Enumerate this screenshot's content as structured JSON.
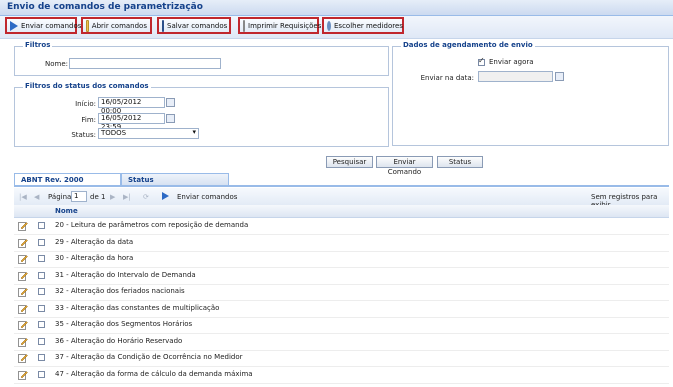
{
  "window": {
    "title": "Envio de comandos de parametrização"
  },
  "toolbar": {
    "buttons": [
      {
        "label": "Enviar comandos",
        "icon": "send-arrow-icon"
      },
      {
        "label": "Abrir comandos",
        "icon": "folder-icon"
      },
      {
        "label": "Salvar comandos",
        "icon": "save-icon"
      },
      {
        "label": "Imprimir Requisições",
        "icon": "print-icon"
      },
      {
        "label": "Escolher medidores",
        "icon": "magnifier-icon"
      }
    ]
  },
  "filtros": {
    "legend": "Filtros",
    "nome_label": "Nome:",
    "nome_value": ""
  },
  "status_filtros": {
    "legend": "Filtros do status dos comandos",
    "inicio_label": "Início:",
    "inicio_value": "16/05/2012 00:00",
    "fim_label": "Fim:",
    "fim_value": "16/05/2012 23:59",
    "status_label": "Status:",
    "status_value": "TODOS"
  },
  "agendamento": {
    "legend": "Dados de agendamento de envio",
    "enviar_agora_label": "Enviar agora",
    "enviar_agora_checked": true,
    "enviar_data_label": "Enviar na data:",
    "enviar_data_value": ""
  },
  "actions": {
    "pesquisar": "Pesquisar",
    "enviar_comando": "Enviar Comando",
    "status": "Status"
  },
  "tabs": [
    {
      "label": "ABNT Rev. 2000",
      "active": true
    },
    {
      "label": "Status",
      "active": false
    }
  ],
  "pager": {
    "page_label": "Página",
    "page_value": "1",
    "of_label": "de 1",
    "send_label": "Enviar comandos",
    "empty_msg": "Sem registros para exibir"
  },
  "grid": {
    "column_name": "Nome",
    "rows": [
      "20 - Leitura de parâmetros com reposição de demanda",
      "29 - Alteração da data",
      "30 - Alteração da hora",
      "31 - Alteração do Intervalo de Demanda",
      "32 - Alteração dos feriados nacionais",
      "33 - Alteração das constantes de multiplicação",
      "35 - Alteração dos Segmentos Horários",
      "36 - Alteração do Horário Reservado",
      "37 - Alteração da Condição de Ocorrência no Medidor",
      "47 - Alteração da forma de cálculo da demanda máxima"
    ]
  },
  "colors": {
    "header_blue": "#15428b",
    "highlight_red": "#c0272d",
    "border_blue": "#99bbe8"
  }
}
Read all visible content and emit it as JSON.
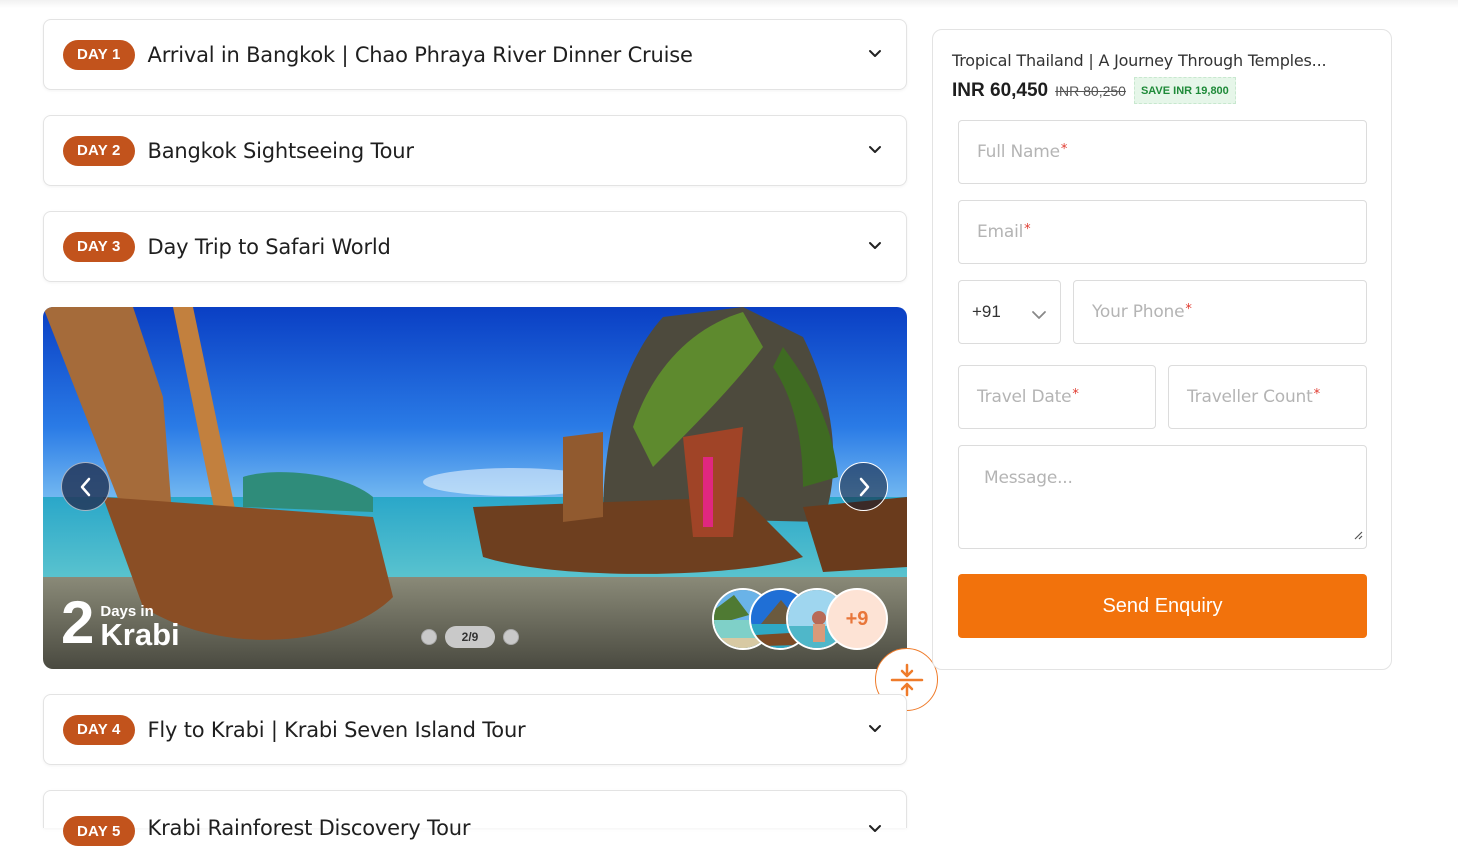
{
  "itinerary": {
    "days": [
      {
        "badge": "DAY 1",
        "title": "Arrival in Bangkok | Chao Phraya River Dinner Cruise"
      },
      {
        "badge": "DAY 2",
        "title": "Bangkok Sightseeing Tour"
      },
      {
        "badge": "DAY 3",
        "title": "Day Trip to Safari World"
      },
      {
        "badge": "DAY 4",
        "title": "Fly to Krabi | Krabi Seven Island Tour"
      },
      {
        "badge": "DAY 5",
        "title": "Krabi Rainforest Discovery Tour"
      }
    ]
  },
  "gallery": {
    "days_number": "2",
    "days_label": "Days in",
    "place": "Krabi",
    "pager": "2/9",
    "more_count": "+9",
    "icons": {
      "prev": "chevron-left-icon",
      "next": "chevron-right-icon",
      "collapse": "collapse-vertical-icon"
    }
  },
  "enquiry": {
    "package_title": "Tropical Thailand | A Journey Through Temples...",
    "price": "INR 60,450",
    "old_price": "INR 80,250",
    "save": "SAVE INR 19,800",
    "full_name": "Full Name",
    "email": "Email",
    "country_code": "+91",
    "phone": "Your Phone",
    "travel_date": "Travel Date",
    "traveller_count": "Traveller Count",
    "message": "Message...",
    "required_mark": "*",
    "submit": "Send Enquiry"
  },
  "colors": {
    "badge": "#c2531c",
    "accent": "#f2720c",
    "save_text": "#1f8a39",
    "required": "#e03a2f"
  }
}
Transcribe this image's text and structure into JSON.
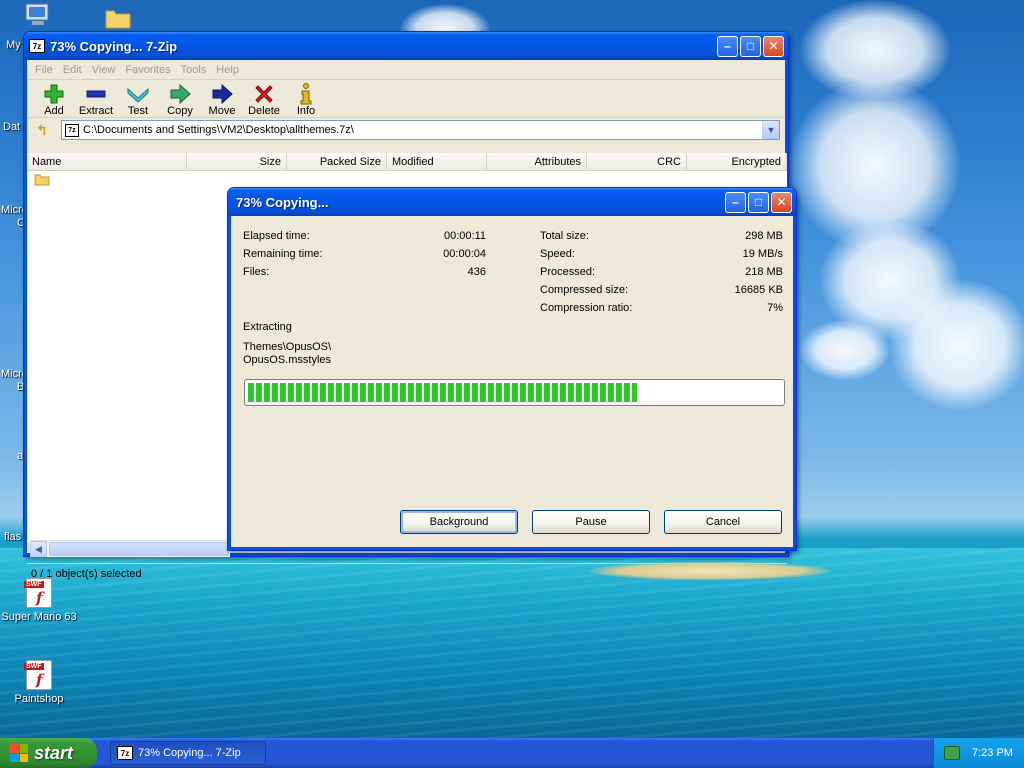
{
  "desktop": {
    "icon_labels": [
      "Super Mario 63",
      "Paintshop"
    ],
    "cut_labels": [
      "My",
      "Dat",
      "Micro",
      "C",
      "Micro",
      "B",
      "a",
      "flas"
    ]
  },
  "main_window": {
    "title": "73% Copying... 7-Zip",
    "menu": [
      "File",
      "Edit",
      "View",
      "Favorites",
      "Tools",
      "Help"
    ],
    "toolbar": [
      "Add",
      "Extract",
      "Test",
      "Copy",
      "Move",
      "Delete",
      "Info"
    ],
    "address": "C:\\Documents and Settings\\VM2\\Desktop\\allthemes.7z\\",
    "columns": [
      "Name",
      "Size",
      "Packed Size",
      "Modified",
      "Attributes",
      "CRC",
      "Encrypted"
    ],
    "status": "0 / 1 object(s) selected"
  },
  "progress_dialog": {
    "title": "73% Copying...",
    "left_stats": [
      {
        "label": "Elapsed time:",
        "value": "00:00:11"
      },
      {
        "label": "Remaining time:",
        "value": "00:00:04"
      },
      {
        "label": "Files:",
        "value": "436"
      }
    ],
    "right_stats": [
      {
        "label": "Total size:",
        "value": "298 MB"
      },
      {
        "label": "Speed:",
        "value": "19 MB/s"
      },
      {
        "label": "Processed:",
        "value": "218 MB"
      },
      {
        "label": "Compressed size:",
        "value": "16685 KB"
      },
      {
        "label": "Compression ratio:",
        "value": "7%"
      }
    ],
    "operation": "Extracting",
    "current_path_line1": "Themes\\OpusOS\\",
    "current_path_line2": "OpusOS.msstyles",
    "progress_percent": 73,
    "buttons": {
      "background": "Background",
      "pause": "Pause",
      "cancel": "Cancel"
    }
  },
  "taskbar": {
    "start_label": "start",
    "task_label": "73% Copying... 7-Zip",
    "clock": "7:23 PM"
  },
  "colors": {
    "accent": "#0a4fd6",
    "progress_fill": "#2ec72e"
  }
}
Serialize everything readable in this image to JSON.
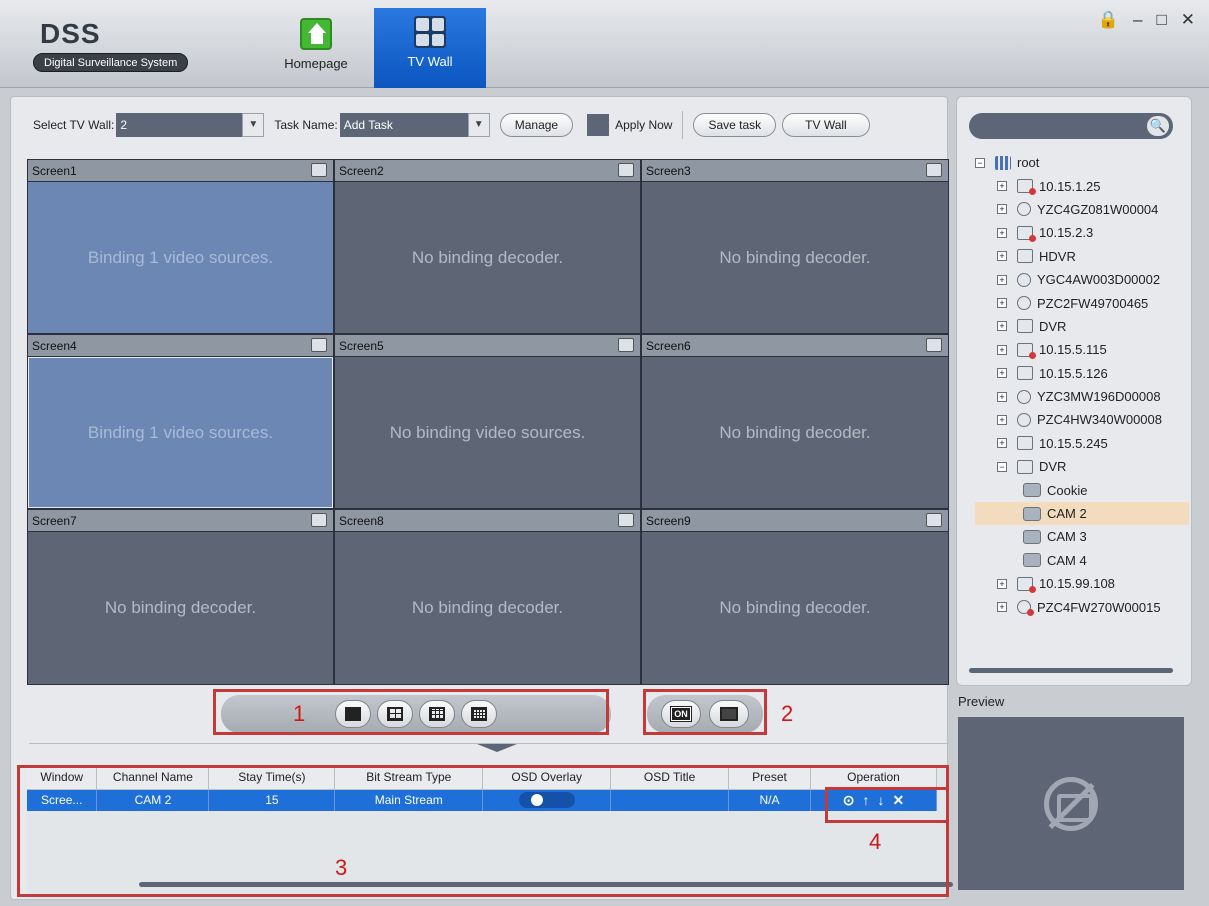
{
  "app": {
    "name": "DSS",
    "subtitle": "Digital Surveillance System"
  },
  "nav": {
    "home_label": "Homepage",
    "tvwall_label": "TV Wall"
  },
  "toolbar": {
    "select_tv_wall_label": "Select TV Wall:",
    "select_tv_wall_value": "2",
    "task_name_label": "Task Name:",
    "task_name_value": "Add Task",
    "manage_label": "Manage",
    "apply_now_label": "Apply Now",
    "save_task_label": "Save task",
    "tv_wall_label": "TV Wall"
  },
  "screens": [
    {
      "name": "Screen1",
      "status": "Binding 1 video sources."
    },
    {
      "name": "Screen2",
      "status": "No binding decoder."
    },
    {
      "name": "Screen3",
      "status": "No binding decoder."
    },
    {
      "name": "Screen4",
      "status": "Binding 1 video sources."
    },
    {
      "name": "Screen5",
      "status": "No binding video sources."
    },
    {
      "name": "Screen6",
      "status": "No binding decoder."
    },
    {
      "name": "Screen7",
      "status": "No binding decoder."
    },
    {
      "name": "Screen8",
      "status": "No binding decoder."
    },
    {
      "name": "Screen9",
      "status": "No binding decoder."
    }
  ],
  "markers": {
    "m1": "1",
    "m2": "2",
    "m3": "3",
    "m4": "4"
  },
  "layout_controls": {
    "on_label": "ON"
  },
  "table": {
    "headers": [
      "Window",
      "Channel Name",
      "Stay Time(s)",
      "Bit Stream Type",
      "OSD Overlay",
      "OSD Title",
      "Preset",
      "Operation"
    ],
    "rows": [
      {
        "window": "Scree...",
        "channel": "CAM 2",
        "stay": "15",
        "stream": "Main Stream",
        "osd_title": "",
        "preset": "N/A"
      }
    ]
  },
  "tree": {
    "nodes": [
      {
        "label": "root",
        "level": 0,
        "expand": "−",
        "icon": "root-icon"
      },
      {
        "label": "10.15.1.25",
        "level": 1,
        "expand": "+",
        "icon": "device-offline-icon"
      },
      {
        "label": "YZC4GZ081W00004",
        "level": 1,
        "expand": "+",
        "icon": "ipc-icon"
      },
      {
        "label": "10.15.2.3",
        "level": 1,
        "expand": "+",
        "icon": "device-offline-icon"
      },
      {
        "label": "HDVR",
        "level": 1,
        "expand": "+",
        "icon": "device-icon"
      },
      {
        "label": "YGC4AW003D00002",
        "level": 1,
        "expand": "+",
        "icon": "ipc-icon"
      },
      {
        "label": "PZC2FW49700465",
        "level": 1,
        "expand": "+",
        "icon": "ipc-icon"
      },
      {
        "label": "DVR",
        "level": 1,
        "expand": "+",
        "icon": "device-icon"
      },
      {
        "label": "10.15.5.115",
        "level": 1,
        "expand": "+",
        "icon": "device-offline-icon"
      },
      {
        "label": "10.15.5.126",
        "level": 1,
        "expand": "+",
        "icon": "device-icon"
      },
      {
        "label": "YZC3MW196D00008",
        "level": 1,
        "expand": "+",
        "icon": "ipc-icon"
      },
      {
        "label": "PZC4HW340W00008",
        "level": 1,
        "expand": "+",
        "icon": "ipc-icon"
      },
      {
        "label": "10.15.5.245",
        "level": 1,
        "expand": "+",
        "icon": "device-icon"
      },
      {
        "label": "DVR",
        "level": 1,
        "expand": "−",
        "icon": "device-icon"
      },
      {
        "label": "Cookie",
        "level": 2,
        "expand": "",
        "icon": "camera-icon"
      },
      {
        "label": "CAM 2",
        "level": 2,
        "expand": "",
        "icon": "camera-icon",
        "selected": true
      },
      {
        "label": "CAM 3",
        "level": 2,
        "expand": "",
        "icon": "camera-icon"
      },
      {
        "label": "CAM 4",
        "level": 2,
        "expand": "",
        "icon": "camera-icon"
      },
      {
        "label": "10.15.99.108",
        "level": 1,
        "expand": "+",
        "icon": "device-offline-icon"
      },
      {
        "label": "PZC4FW270W00015",
        "level": 1,
        "expand": "+",
        "icon": "ipc-offline-icon"
      }
    ]
  },
  "preview": {
    "label": "Preview"
  }
}
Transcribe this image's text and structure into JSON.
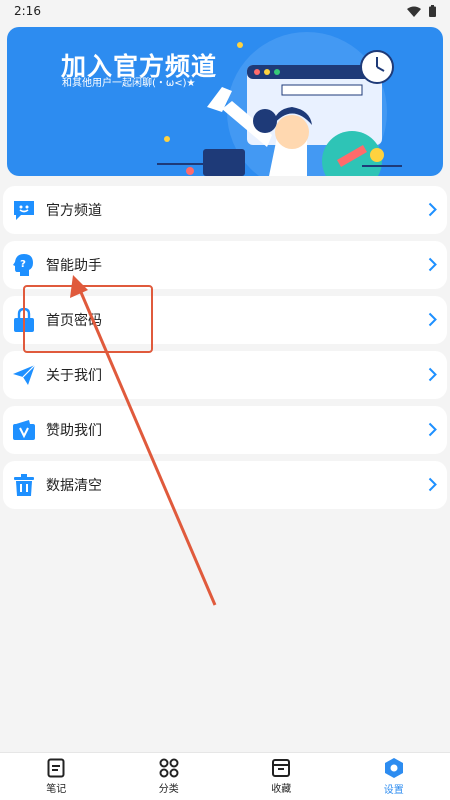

**OBJECTIVE**
Filter the entries down to the lines with the word "Alteração" in them.

**SOLVED PROBLEM**
      "29 - Alteração da data",
      "30 - Alteração da hora",
      "31 - Alteração do Intervalo de Demanda",
      "32 - Alteração dos feriados nacionais",
      "33 - Alteração das constantes de multiplicação",
      "35 - Alteração dos Segmentos Horários",
      "36 - Alteração do Horário Reservado",
      "37 - Alteração da Condição de Ocorrência no Medidor",
      "47 - Alteração da forma de cálculo da demanda máxima"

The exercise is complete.